**Written request**
Every entry that follows should be reproduced exactly.
═════ Source records
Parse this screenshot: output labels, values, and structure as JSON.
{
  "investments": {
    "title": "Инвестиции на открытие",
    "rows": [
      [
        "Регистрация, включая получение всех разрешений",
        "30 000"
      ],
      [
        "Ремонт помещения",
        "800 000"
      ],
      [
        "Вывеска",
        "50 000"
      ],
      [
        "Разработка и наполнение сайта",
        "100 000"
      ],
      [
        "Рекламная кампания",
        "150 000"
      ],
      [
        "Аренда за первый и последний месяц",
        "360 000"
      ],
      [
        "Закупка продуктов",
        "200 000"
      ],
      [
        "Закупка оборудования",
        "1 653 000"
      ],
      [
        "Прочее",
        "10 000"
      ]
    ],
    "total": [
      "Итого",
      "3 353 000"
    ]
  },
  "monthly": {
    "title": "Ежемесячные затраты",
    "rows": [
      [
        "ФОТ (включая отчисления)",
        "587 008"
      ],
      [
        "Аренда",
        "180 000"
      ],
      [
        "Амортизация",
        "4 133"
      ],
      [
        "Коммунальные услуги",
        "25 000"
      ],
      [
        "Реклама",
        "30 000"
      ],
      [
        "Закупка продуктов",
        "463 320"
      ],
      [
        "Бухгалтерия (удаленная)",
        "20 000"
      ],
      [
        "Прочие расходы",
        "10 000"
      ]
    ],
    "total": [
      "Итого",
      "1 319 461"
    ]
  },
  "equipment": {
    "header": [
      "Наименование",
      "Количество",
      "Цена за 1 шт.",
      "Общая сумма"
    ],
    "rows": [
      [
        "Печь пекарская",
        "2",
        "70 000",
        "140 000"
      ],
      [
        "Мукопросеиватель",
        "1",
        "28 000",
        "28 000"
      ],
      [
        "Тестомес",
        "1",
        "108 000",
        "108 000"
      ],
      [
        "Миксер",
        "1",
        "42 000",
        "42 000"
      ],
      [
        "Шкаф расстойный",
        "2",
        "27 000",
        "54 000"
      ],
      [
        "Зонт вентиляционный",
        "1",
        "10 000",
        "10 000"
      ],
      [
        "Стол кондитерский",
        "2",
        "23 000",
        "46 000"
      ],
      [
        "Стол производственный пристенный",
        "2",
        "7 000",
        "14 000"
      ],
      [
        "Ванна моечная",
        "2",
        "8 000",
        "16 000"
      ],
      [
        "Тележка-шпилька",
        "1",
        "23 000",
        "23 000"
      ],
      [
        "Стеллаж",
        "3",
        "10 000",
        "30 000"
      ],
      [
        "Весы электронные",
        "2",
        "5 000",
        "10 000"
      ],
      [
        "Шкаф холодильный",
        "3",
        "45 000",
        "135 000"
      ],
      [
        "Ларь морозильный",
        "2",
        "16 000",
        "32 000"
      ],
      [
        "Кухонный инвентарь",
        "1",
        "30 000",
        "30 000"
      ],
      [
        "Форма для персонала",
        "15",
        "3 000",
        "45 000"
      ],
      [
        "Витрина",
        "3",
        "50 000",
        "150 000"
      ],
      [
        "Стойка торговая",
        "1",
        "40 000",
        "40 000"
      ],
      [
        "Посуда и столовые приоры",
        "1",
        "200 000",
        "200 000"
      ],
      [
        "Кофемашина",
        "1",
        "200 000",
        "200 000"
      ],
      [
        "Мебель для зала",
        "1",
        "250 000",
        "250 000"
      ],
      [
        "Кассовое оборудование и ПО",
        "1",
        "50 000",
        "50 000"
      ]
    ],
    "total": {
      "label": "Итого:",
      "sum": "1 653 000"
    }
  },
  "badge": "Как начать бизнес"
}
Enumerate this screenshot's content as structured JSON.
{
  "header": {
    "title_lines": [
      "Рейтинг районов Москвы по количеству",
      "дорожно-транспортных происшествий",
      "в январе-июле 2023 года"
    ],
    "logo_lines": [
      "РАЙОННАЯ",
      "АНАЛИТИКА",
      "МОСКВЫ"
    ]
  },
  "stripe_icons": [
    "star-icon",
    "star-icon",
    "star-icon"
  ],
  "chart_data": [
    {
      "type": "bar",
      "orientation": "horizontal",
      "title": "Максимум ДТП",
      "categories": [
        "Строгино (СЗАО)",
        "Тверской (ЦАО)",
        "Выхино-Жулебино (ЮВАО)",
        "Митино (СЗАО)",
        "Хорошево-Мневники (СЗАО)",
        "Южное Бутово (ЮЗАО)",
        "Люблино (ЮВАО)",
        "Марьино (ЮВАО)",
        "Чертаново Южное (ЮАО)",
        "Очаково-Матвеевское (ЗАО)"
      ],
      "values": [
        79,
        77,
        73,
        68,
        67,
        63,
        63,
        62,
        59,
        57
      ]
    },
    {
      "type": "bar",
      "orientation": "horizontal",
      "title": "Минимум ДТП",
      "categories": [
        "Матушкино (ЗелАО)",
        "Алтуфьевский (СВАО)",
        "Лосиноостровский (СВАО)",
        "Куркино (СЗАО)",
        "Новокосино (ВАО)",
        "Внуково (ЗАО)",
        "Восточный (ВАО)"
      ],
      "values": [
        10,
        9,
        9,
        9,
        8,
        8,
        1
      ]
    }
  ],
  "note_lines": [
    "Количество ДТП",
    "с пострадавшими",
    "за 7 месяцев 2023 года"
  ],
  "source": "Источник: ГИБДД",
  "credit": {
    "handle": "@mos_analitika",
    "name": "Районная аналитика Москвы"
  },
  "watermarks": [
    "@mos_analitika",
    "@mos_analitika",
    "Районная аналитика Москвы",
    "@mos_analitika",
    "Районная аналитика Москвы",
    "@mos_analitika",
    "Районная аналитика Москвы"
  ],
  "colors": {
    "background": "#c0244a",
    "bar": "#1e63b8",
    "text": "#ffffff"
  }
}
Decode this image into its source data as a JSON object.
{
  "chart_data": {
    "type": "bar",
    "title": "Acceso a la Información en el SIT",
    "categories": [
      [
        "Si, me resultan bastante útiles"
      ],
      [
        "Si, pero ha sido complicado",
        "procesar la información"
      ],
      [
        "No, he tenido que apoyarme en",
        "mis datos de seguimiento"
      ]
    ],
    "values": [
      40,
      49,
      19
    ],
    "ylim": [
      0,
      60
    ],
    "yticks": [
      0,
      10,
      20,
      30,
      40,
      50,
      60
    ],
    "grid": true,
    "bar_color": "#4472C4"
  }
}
══════════
**Result of this task**
Parse this screenshot: output labels, values, and structure as JSON.
{
  "investments": {
    "title": "Инвестиции на открытие",
    "rows": [
      [
        "Регистрация, включая получение всех разрешений",
        "30 000"
      ],
      [
        "Ремонт помещения",
        "800 000"
      ],
      [
        "Вывеска",
        "50 000"
      ],
      [
        "Разработка и наполнение сайта",
        "100 000"
      ],
      [
        "Рекламная кампания",
        "150 000"
      ],
      [
        "Аренда за первый и последний месяц",
        "360 000"
      ],
      [
        "Закупка продуктов",
        "200 000"
      ],
      [
        "Закупка оборудования",
        "1 653 000"
      ],
      [
        "Прочее",
        "10 000"
      ]
    ],
    "total": [
      "Итого",
      "3 353 000"
    ]
  },
  "monthly": {
    "title": "Ежемесячные затраты",
    "rows": [
      [
        "ФОТ (включая отчисления)",
        "587 008"
      ],
      [
        "Аренда",
        "180 000"
      ],
      [
        "Амортизация",
        "4 133"
      ],
      [
        "Коммунальные услуги",
        "25 000"
      ],
      [
        "Реклама",
        "30 000"
      ],
      [
        "Закупка продуктов",
        "463 320"
      ],
      [
        "Бухгалтерия (удаленная)",
        "20 000"
      ],
      [
        "Прочие расходы",
        "10 000"
      ]
    ],
    "total": [
      "Итого",
      "1 319 461"
    ]
  },
  "equipment": {
    "header": [
      "Наименование",
      "Количество",
      "Цена за 1 шт.",
      "Общая сумма"
    ],
    "rows": [
      [
        "Печь пекарская",
        "2",
        "70 000",
        "140 000"
      ],
      [
        "Мукопросеиватель",
        "1",
        "28 000",
        "28 000"
      ],
      [
        "Тестомес",
        "1",
        "108 000",
        "108 000"
      ],
      [
        "Миксер",
        "1",
        "42 000",
        "42 000"
      ],
      [
        "Шкаф расстойный",
        "2",
        "27 000",
        "54 000"
      ],
      [
        "Зонт вентиляционный",
        "1",
        "10 000",
        "10 000"
      ],
      [
        "Стол кондитерский",
        "2",
        "23 000",
        "46 000"
      ],
      [
        "Стол производственный пристенный",
        "2",
        "7 000",
        "14 000"
      ],
      [
        "Ванна моечная",
        "2",
        "8 000",
        "16 000"
      ],
      [
        "Тележка-шпилька",
        "1",
        "23 000",
        "23 000"
      ],
      [
        "Стеллаж",
        "3",
        "10 000",
        "30 000"
      ],
      [
        "Весы электронные",
        "2",
        "5 000",
        "10 000"
      ],
      [
        "Шкаф холодильный",
        "3",
        "45 000",
        "135 000"
      ],
      [
        "Ларь морозильный",
        "2",
        "16 000",
        "32 000"
      ],
      [
        "Кухонный инвентарь",
        "1",
        "30 000",
        "30 000"
      ],
      [
        "Форма для персонала",
        "15",
        "3 000",
        "45 000"
      ],
      [
        "Витрина",
        "3",
        "50 000",
        "150 000"
      ],
      [
        "Стойка торговая",
        "1",
        "40 000",
        "40 000"
      ],
      [
        "Посуда и столовые приоры",
        "1",
        "200 000",
        "200 000"
      ],
      [
        "Кофемашина",
        "1",
        "200 000",
        "200 000"
      ],
      [
        "Мебель для зала",
        "1",
        "250 000",
        "250 000"
      ],
      [
        "Кассовое оборудование и ПО",
        "1",
        "50 000",
        "50 000"
      ]
    ],
    "total": {
      "label": "Итого:",
      "sum": "1 653 000"
    }
  },
  "badge": "Как начать бизнес"
}
Enumerate this screenshot's content as structured JSON.
{
  "header": {
    "title_lines": [
      "Рейтинг районов Москвы по количеству",
      "дорожно-транспортных происшествий",
      "в январе-июле 2023 года"
    ],
    "logo_lines": [
      "РАЙОННАЯ",
      "АНАЛИТИКА",
      "МОСКВЫ"
    ]
  },
  "stripe_icons": [
    "star-icon",
    "star-icon",
    "star-icon"
  ],
  "chart_data": [
    {
      "type": "bar",
      "orientation": "horizontal",
      "title": "Максимум ДТП",
      "categories": [
        "Строгино (СЗАО)",
        "Тверской (ЦАО)",
        "Выхино-Жулебино (ЮВАО)",
        "Митино (СЗАО)",
        "Хорошево-Мневники (СЗАО)",
        "Южное Бутово (ЮЗАО)",
        "Люблино (ЮВАО)",
        "Марьино (ЮВАО)",
        "Чертаново Южное (ЮАО)",
        "Очаково-Матвеевское (ЗАО)"
      ],
      "values": [
        79,
        77,
        73,
        68,
        67,
        63,
        63,
        62,
        59,
        57
      ]
    },
    {
      "type": "bar",
      "orientation": "horizontal",
      "title": "Минимум ДТП",
      "categories": [
        "Матушкино (ЗелАО)",
        "Алтуфьевский (СВАО)",
        "Лосиноостровский (СВАО)",
        "Куркино (СЗАО)",
        "Новокосино (ВАО)",
        "Внуково (ЗАО)",
        "Восточный (ВАО)"
      ],
      "values": [
        10,
        9,
        9,
        9,
        8,
        8,
        1
      ]
    }
  ],
  "note_lines": [
    "Количество ДТП",
    "с пострадавшими",
    "за 7 месяцев 2023 года"
  ],
  "source": "Источник: ГИБДД",
  "credit": {
    "handle": "@mos_analitika",
    "name": "Районная аналитика Москвы"
  },
  "watermarks": [
    "@mos_analitika",
    "@mos_analitika",
    "Районная аналитика Москвы",
    "@mos_analitika",
    "Районная аналитика Москвы",
    "@mos_analitika",
    "Районная аналитика Москвы"
  ],
  "colors": {
    "background": "#c0244a",
    "bar": "#1e63b8",
    "text": "#ffffff"
  }
}
Decode this image into its source data as a JSON object.
{
  "chart_data": {
    "type": "bar",
    "title": "Acceso a la Información en el SIT",
    "categories": [
      [
        "Si, me resultan bastante útiles"
      ],
      [
        "Si, pero ha sido complicado",
        "procesar la información"
      ],
      [
        "No, he tenido que apoyarme en",
        "mis datos de seguimiento"
      ]
    ],
    "values": [
      40,
      49,
      19
    ],
    "ylim": [
      0,
      60
    ],
    "yticks": [
      0,
      10,
      20,
      30,
      40,
      50,
      60
    ],
    "grid": true,
    "bar_color": "#4472C4"
  }
}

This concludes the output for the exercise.